WHAT IS ASKED> Your task is to extract every line from the material below exactly.

RECORD EXCERPTS>

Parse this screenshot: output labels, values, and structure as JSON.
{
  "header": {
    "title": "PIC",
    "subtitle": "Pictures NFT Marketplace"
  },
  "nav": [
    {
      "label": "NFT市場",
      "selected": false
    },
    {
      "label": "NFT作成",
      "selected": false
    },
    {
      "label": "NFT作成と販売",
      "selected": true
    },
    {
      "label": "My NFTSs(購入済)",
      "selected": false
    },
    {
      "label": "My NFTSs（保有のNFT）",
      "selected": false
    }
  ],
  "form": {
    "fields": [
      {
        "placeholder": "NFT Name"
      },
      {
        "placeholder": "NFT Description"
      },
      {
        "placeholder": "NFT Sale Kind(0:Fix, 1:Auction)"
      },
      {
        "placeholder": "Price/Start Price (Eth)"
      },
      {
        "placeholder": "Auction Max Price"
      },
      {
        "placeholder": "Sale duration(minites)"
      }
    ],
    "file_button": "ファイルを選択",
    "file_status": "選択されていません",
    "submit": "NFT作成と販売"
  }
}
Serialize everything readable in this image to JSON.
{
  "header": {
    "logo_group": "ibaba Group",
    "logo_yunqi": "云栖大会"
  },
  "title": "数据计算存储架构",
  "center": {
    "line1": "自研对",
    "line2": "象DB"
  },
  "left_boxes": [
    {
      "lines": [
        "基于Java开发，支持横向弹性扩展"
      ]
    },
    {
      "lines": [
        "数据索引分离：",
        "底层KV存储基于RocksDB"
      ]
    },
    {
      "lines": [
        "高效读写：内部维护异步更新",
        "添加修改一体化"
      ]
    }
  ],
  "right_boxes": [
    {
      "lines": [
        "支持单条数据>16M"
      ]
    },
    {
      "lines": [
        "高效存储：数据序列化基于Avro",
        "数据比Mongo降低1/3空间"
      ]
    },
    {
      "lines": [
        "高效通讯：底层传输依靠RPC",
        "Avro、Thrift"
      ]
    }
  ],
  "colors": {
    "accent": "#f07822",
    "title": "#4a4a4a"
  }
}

OUTPUT FOR THIS EXERCISE>
Parse this screenshot: output labels, values, and structure as JSON.
{
  "header": {
    "title": "PIC",
    "subtitle": "Pictures NFT Marketplace"
  },
  "nav": [
    {
      "label": "NFT市場",
      "selected": false
    },
    {
      "label": "NFT作成",
      "selected": false
    },
    {
      "label": "NFT作成と販売",
      "selected": true
    },
    {
      "label": "My NFTSs(購入済)",
      "selected": false
    },
    {
      "label": "My NFTSs（保有のNFT）",
      "selected": false
    }
  ],
  "form": {
    "fields": [
      {
        "placeholder": "NFT Name"
      },
      {
        "placeholder": "NFT Description"
      },
      {
        "placeholder": "NFT Sale Kind(0:Fix, 1:Auction)"
      },
      {
        "placeholder": "Price/Start Price (Eth)"
      },
      {
        "placeholder": "Auction Max Price"
      },
      {
        "placeholder": "Sale duration(minites)"
      }
    ],
    "file_button": "ファイルを選択",
    "file_status": "選択されていません",
    "submit": "NFT作成と販売"
  }
}
Serialize everything readable in this image to JSON.
{
  "header": {
    "logo_group": "ibaba Group",
    "logo_yunqi": "云栖大会"
  },
  "title": "数据计算存储架构",
  "center": {
    "line1": "自研对",
    "line2": "象DB"
  },
  "left_boxes": [
    {
      "lines": [
        "基于Java开发，支持横向弹性扩展"
      ]
    },
    {
      "lines": [
        "数据索引分离：",
        "底层KV存储基于RocksDB"
      ]
    },
    {
      "lines": [
        "高效读写：内部维护异步更新",
        "添加修改一体化"
      ]
    }
  ],
  "right_boxes": [
    {
      "lines": [
        "支持单条数据>16M"
      ]
    },
    {
      "lines": [
        "高效存储：数据序列化基于Avro",
        "数据比Mongo降低1/3空间"
      ]
    },
    {
      "lines": [
        "高效通讯：底层传输依靠RPC",
        "Avro、Thrift"
      ]
    }
  ],
  "colors": {
    "accent": "#f07822",
    "title": "#4a4a4a"
  }
}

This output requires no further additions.